##### MATERIAL FOR THIS TASK #####

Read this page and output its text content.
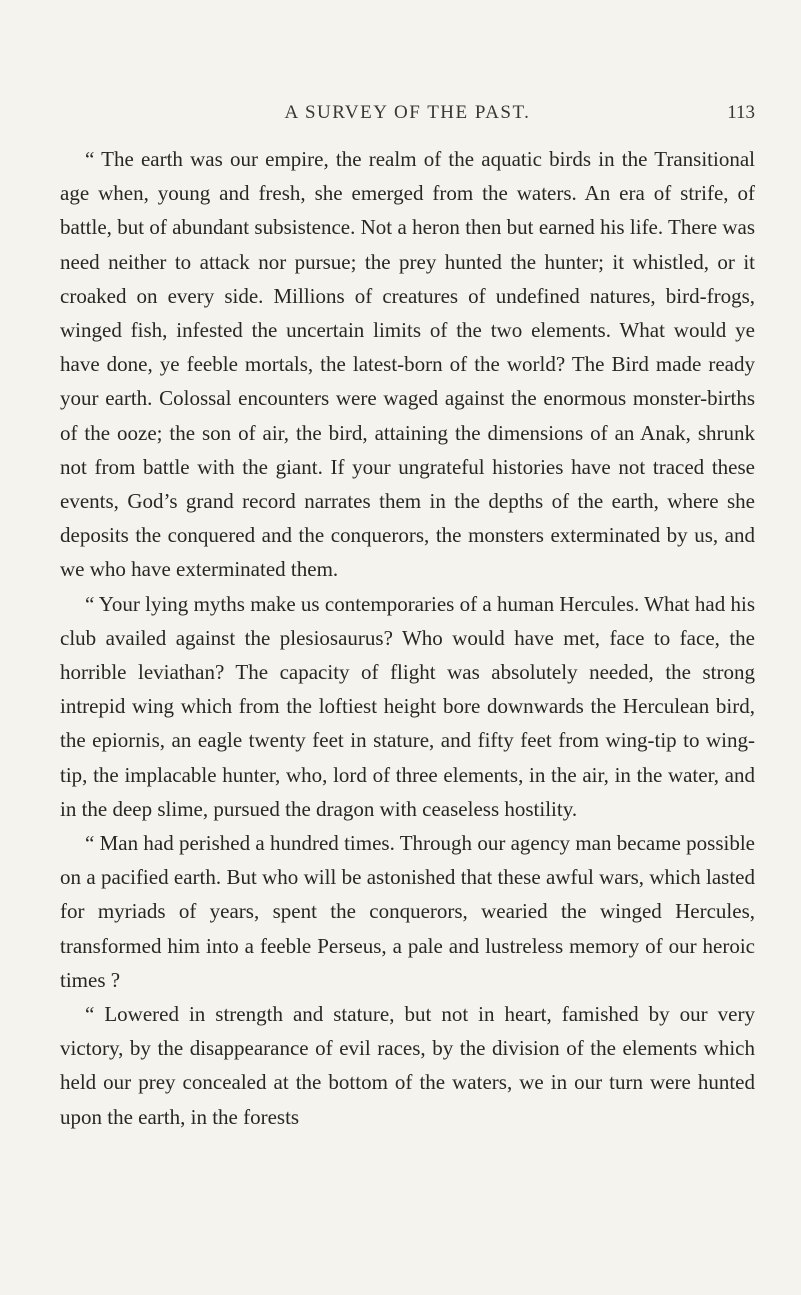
A SURVEY OF THE PAST.	113

“ The earth was our empire, the realm of the aquatic birds in the Transitional age when, young and fresh, she emerged from the waters. An era of strife, of battle, but of abundant subsistence. Not a heron then but earned his life. There was need neither to attack nor pursue; the prey hunted the hunter; it whistled, or it croaked on every side. Millions of creatures of undefined natures, bird-frogs, winged fish, infested the uncertain limits of the two elements. What would ye have done, ye feeble mortals, the latest-born of the world? The Bird made ready your earth. Colossal encounters were waged against the enormous monster-births of the ooze; the son of air, the bird, attaining the dimensions of an Anak, shrunk not from battle with the giant. If your ungrateful histories have not traced these events, God’s grand record narrates them in the depths of the earth, where she deposits the conquered and the conquerors, the monsters exterminated by us, and we who have exterminated them.

“ Your lying myths make us contemporaries of a human Hercules. What had his club availed against the plesiosaurus? Who would have met, face to face, the horrible leviathan? The capacity of flight was absolutely needed, the strong intrepid wing which from the loftiest height bore downwards the Herculean bird, the epiornis, an eagle twenty feet in stature, and fifty feet from wing-tip to wing-tip, the implacable hunter, who, lord of three elements, in the air, in the water, and in the deep slime, pursued the dragon with ceaseless hostility.

“ Man had perished a hundred times. Through our agency man became possible on a pacified earth. But who will be astonished that these awful wars, which lasted for myriads of years, spent the conquerors, wearied the winged Hercules, transformed him into a feeble Perseus, a pale and lustreless memory of our heroic times ?

“ Lowered in strength and stature, but not in heart, famished by our very victory, by the disappearance of evil races, by the division of the elements which held our prey concealed at the bottom of the waters, we in our turn were hunted upon the earth, in the forests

#####

YOUR OBJECTIVE
Omit the pictures. Transcribe every record exactly.

EXERCISE RESULT
Read this page and output its text content.
A SURVEY OF THE PAST.	113

“ The earth was our empire, the realm of the aquatic birds in the Transitional age when, young and fresh, she emerged from the waters. An era of strife, of battle, but of abundant subsistence. Not a heron then but earned his life. There was need neither to attack nor pursue; the prey hunted the hunter; it whistled, or it croaked on every side. Millions of creatures of undefined natures, bird-frogs, winged fish, infested the uncertain limits of the two elements. What would ye have done, ye feeble mortals, the latest-born of the world? The Bird made ready your earth. Colossal encounters were waged against the enormous monster-births of the ooze; the son of air, the bird, attaining the dimensions of an Anak, shrunk not from battle with the giant. If your ungrateful histories have not traced these events, God’s grand record narrates them in the depths of the earth, where she deposits the conquered and the conquerors, the monsters exterminated by us, and we who have exterminated them.

“ Your lying myths make us contemporaries of a human Hercules. What had his club availed against the plesiosaurus? Who would have met, face to face, the horrible leviathan? The capacity of flight was absolutely needed, the strong intrepid wing which from the loftiest height bore downwards the Herculean bird, the epiornis, an eagle twenty feet in stature, and fifty feet from wing-tip to wing-tip, the implacable hunter, who, lord of three elements, in the air, in the water, and in the deep slime, pursued the dragon with ceaseless hostility.

“ Man had perished a hundred times. Through our agency man became possible on a pacified earth. But who will be astonished that these awful wars, which lasted for myriads of years, spent the conquerors, wearied the winged Hercules, transformed him into a feeble Perseus, a pale and lustreless memory of our heroic times ?

“ Lowered in strength and stature, but not in heart, famished by our very victory, by the disappearance of evil races, by the division of the elements which held our prey concealed at the bottom of the waters, we in our turn were hunted upon the earth, in the forests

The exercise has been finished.